Document:
This reminded me of doing primary research for a history course once in musty old volumes of Time Magazine from the first World War era. It so interesting to have such a dramatic first draft of history without a blur of hindsight. But also, I was struck with how much more powerful those accounts were when set in their original typeface, following layout principles from nearly a century ago, juxtaposed against advertisements for girdles and Model-T’s. It was unmistakably better than the raw text, if only to help evoke the time in which the words first were set down on the page.
We’ve lost this on the Web, with our incessant compulsion for redesigning sites. I realize this is unavoidable – the rapid rate of change in the browser technology we use to view our content offers constant opportunity for rethinking design. Not only that, but we’ve hardly exhausted the conventions for interactive design – the New Yorker was working with about 600 years of print behind them. We’ve got, oh, maybe a decade?
But with our content management systems and dynamic targeted advertising, every change we make to our site replicates back through history. Even a linked CSS file affords global changes. That thing you wrote back in ‘97 now shines through with floating columns and sliding doors. What was old is suddenly new again.
But there’s a bigger point to this, too. I wonder if we’re at all reaching a point where the maturity of our Web design can start to approach the timeless. From a usability perspective, aren’t incremental improvements are almost always appreciated more than radical refactoring?
There will always be a place for innovation, of course. But maybe there’s value in reconsidering the redesign for a more measured, iterative approach. Maybe it’s time to slow down just a little.

Stated problem A: According to the web redesign passage, about how many years of print did the New Yorker have behind it?

Dataset entries:

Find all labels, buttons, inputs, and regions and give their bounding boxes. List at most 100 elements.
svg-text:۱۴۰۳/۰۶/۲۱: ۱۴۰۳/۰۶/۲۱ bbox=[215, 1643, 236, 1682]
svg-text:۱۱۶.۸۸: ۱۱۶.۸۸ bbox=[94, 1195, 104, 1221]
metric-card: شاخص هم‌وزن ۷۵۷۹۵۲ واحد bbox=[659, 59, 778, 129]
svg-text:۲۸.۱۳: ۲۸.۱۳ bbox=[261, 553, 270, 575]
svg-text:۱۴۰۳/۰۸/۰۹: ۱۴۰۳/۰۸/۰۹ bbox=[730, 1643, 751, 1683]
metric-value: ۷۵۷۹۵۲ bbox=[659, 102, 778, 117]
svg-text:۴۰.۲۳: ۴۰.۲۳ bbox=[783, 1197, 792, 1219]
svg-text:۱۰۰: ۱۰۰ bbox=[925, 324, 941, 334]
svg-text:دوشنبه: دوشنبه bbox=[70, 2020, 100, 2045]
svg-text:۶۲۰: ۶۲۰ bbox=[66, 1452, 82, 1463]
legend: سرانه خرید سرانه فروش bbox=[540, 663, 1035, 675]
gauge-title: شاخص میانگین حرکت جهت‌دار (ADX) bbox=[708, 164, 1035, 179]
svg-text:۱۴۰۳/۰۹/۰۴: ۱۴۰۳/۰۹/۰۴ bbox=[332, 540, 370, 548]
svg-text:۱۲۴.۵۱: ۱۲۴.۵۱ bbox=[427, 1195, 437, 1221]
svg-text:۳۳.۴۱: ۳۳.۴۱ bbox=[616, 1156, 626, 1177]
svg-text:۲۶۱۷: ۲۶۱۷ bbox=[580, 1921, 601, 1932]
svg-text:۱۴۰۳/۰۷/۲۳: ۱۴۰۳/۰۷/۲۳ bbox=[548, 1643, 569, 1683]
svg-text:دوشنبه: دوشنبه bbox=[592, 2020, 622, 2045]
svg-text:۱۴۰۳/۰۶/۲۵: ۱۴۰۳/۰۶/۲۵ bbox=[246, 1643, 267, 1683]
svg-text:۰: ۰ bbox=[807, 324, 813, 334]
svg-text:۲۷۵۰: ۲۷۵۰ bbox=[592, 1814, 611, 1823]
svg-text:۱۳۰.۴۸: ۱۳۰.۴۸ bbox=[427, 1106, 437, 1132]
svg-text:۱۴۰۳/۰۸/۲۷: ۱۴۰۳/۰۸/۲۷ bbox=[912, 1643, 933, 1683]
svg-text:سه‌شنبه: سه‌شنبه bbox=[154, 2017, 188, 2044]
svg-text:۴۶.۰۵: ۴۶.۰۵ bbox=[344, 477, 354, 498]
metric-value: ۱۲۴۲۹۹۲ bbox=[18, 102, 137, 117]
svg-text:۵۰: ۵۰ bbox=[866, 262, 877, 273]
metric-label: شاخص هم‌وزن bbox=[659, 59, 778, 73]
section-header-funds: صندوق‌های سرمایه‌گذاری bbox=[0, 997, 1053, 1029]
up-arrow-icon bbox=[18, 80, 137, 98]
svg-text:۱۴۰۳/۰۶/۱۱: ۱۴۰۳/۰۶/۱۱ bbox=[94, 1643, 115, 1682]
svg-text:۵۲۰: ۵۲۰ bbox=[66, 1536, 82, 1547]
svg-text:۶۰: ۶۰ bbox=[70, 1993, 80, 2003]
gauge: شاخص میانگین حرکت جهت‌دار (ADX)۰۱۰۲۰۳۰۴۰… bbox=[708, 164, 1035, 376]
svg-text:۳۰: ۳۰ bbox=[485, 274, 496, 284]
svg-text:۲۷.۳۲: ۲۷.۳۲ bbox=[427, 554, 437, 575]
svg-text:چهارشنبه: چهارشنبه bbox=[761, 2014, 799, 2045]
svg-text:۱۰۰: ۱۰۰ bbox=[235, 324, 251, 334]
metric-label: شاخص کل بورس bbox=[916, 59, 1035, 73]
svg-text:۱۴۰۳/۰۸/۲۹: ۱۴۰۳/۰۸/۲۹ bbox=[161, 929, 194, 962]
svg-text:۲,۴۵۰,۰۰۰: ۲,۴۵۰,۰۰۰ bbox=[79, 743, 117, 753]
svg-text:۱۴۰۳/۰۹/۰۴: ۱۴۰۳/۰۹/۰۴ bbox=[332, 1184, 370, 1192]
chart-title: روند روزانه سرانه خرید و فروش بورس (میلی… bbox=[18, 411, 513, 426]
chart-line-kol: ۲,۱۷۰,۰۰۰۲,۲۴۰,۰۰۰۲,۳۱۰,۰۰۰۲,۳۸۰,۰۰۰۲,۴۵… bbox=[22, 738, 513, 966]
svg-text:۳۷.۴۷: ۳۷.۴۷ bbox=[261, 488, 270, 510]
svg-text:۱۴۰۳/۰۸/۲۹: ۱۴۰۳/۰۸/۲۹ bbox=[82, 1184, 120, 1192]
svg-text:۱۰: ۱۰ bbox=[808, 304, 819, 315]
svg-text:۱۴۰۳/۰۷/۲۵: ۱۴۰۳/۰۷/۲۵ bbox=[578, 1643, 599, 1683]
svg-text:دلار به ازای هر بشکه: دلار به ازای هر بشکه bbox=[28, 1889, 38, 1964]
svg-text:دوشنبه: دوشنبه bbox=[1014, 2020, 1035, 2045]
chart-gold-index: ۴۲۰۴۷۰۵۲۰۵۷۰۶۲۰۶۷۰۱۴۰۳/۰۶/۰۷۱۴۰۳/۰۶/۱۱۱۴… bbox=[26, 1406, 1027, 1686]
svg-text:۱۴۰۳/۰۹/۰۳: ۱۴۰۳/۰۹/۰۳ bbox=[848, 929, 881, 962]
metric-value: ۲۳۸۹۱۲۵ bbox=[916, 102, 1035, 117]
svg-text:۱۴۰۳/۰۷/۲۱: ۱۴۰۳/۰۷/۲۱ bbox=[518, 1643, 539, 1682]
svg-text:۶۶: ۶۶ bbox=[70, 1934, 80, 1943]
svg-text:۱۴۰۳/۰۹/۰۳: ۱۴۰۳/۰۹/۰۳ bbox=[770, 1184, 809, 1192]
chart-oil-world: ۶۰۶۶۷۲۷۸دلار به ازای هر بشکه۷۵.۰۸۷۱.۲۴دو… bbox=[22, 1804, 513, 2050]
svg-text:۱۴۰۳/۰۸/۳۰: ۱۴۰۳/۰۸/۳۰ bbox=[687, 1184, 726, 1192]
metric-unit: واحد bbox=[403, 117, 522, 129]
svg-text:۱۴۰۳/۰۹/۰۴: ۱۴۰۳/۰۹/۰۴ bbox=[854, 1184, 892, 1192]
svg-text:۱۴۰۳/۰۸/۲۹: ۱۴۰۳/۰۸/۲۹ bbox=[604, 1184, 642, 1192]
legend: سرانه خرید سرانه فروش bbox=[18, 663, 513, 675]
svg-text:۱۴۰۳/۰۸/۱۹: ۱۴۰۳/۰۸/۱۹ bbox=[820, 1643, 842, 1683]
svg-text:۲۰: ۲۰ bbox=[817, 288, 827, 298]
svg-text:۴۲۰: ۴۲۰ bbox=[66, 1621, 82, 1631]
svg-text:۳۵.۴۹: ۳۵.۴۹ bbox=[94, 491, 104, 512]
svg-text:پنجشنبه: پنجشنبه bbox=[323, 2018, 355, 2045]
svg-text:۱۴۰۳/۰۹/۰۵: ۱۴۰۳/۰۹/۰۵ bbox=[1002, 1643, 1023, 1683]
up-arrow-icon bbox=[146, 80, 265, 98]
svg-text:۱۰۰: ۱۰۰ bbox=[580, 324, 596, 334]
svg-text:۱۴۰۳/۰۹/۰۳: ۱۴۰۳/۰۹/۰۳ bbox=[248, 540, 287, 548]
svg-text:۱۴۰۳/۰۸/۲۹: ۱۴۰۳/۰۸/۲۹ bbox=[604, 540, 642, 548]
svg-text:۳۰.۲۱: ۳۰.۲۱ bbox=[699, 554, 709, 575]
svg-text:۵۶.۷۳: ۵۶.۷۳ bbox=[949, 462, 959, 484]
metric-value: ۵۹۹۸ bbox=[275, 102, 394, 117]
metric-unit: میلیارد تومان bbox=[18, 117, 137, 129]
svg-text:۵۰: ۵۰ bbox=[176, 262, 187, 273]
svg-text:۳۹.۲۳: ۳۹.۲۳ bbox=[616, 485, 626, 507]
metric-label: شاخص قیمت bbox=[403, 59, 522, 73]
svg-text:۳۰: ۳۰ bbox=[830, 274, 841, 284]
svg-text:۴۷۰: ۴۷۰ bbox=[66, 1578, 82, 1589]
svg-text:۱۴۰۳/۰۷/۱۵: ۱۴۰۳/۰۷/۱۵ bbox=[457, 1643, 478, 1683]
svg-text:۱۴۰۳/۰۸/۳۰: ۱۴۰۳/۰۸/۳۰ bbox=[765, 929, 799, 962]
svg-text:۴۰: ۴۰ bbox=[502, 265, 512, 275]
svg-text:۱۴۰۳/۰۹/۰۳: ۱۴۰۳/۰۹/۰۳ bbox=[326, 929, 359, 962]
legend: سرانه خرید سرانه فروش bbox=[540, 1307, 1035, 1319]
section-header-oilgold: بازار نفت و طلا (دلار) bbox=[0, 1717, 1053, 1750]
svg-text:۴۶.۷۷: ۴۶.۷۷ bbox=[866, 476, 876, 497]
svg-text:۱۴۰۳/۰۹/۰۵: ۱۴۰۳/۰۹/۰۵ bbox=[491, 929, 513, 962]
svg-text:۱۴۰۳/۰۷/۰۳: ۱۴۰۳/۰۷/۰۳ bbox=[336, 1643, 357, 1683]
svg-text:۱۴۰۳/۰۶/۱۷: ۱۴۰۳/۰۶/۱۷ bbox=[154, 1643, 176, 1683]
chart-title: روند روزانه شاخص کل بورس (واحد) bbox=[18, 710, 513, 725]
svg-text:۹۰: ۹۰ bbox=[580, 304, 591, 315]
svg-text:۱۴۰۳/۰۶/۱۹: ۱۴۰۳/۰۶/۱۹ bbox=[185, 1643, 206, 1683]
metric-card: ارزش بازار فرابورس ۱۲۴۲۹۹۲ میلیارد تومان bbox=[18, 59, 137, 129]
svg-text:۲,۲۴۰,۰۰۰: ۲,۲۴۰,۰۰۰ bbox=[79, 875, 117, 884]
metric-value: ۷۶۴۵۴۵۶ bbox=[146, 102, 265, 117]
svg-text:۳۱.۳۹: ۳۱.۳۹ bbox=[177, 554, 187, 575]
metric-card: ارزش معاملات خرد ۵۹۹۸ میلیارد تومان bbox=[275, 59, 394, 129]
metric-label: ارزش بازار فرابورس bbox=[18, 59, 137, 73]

Stated problem B: Format the records from their start through the line containing "svg-text:۲۷۵۰: ۲۷۵۰ bbox=[592, 1814, 611, 1823]" as a Markdown table with the columns "Row" and "Line", leaving out blank lines.

Task answer A: About 600 years.

Task answer B:
| Row | Line |
|---|---|
| 1 | Find all labels, buttons, inputs, and regions and give their bounding boxes. List at most 100 elements. |
| 2 | svg-text:۱۴۰۳/۰۶/۲۱: ۱۴۰۳/۰۶/۲۱ bbox=[215, 1643, 236, 1682] |
| 3 | svg-text:۱۱۶.۸۸: ۱۱۶.۸۸ bbox=[94, 1195, 104, 1221] |
| 4 | metric-card: شاخص هم‌وزن ۷۵۷۹۵۲ واحد bbox=[659, 59, 778, 129] |
| 5 | svg-text:۲۸.۱۳: ۲۸.۱۳ bbox=[261, 553, 270, 575] |
| 6 | svg-text:۱۴۰۳/۰۸/۰۹: ۱۴۰۳/۰۸/۰۹ bbox=[730, 1643, 751, 1683] |
| 7 | metric-value: ۷۵۷۹۵۲ bbox=[659, 102, 778, 117] |
| 8 | svg-text:۴۰.۲۳: ۴۰.۲۳ bbox=[783, 1197, 792, 1219] |
| 9 | svg-text:۱۰۰: ۱۰۰ bbox=[925, 324, 941, 334] |
| 10 | svg-text:دوشنبه: دوشنبه bbox=[70, 2020, 100, 2045] |
| 11 | svg-text:۶۲۰: ۶۲۰ bbox=[66, 1452, 82, 1463] |
| 12 | legend: سرانه خرید سرانه فروش bbox=[540, 663, 1035, 675] |
| 13 | gauge-title: شاخص میانگین حرکت جهت‌دار (ADX) bbox=[708, 164, 1035, 179] |
| 14 | svg-text:۱۴۰۳/۰۹/۰۴: ۱۴۰۳/۰۹/۰۴ bbox=[332, 540, 370, 548] |
| 15 | svg-text:۱۲۴.۵۱: ۱۲۴.۵۱ bbox=[427, 1195, 437, 1221] |
| 16 | svg-text:۳۳.۴۱: ۳۳.۴۱ bbox=[616, 1156, 626, 1177] |
| 17 | svg-text:۲۶۱۷: ۲۶۱۷ bbox=[580, 1921, 601, 1932] |
| 18 | svg-text:۱۴۰۳/۰۷/۲۳: ۱۴۰۳/۰۷/۲۳ bbox=[548, 1643, 569, 1683] |
| 19 | svg-text:دوشنبه: دوشنبه bbox=[592, 2020, 622, 2045] |
| 20 | svg-text:۱۴۰۳/۰۶/۲۵: ۱۴۰۳/۰۶/۲۵ bbox=[246, 1643, 267, 1683] |
| 21 | svg-text:۰: ۰ bbox=[807, 324, 813, 334] |
| 22 | svg-text:۲۷۵۰: ۲۷۵۰ bbox=[592, 1814, 611, 1823] |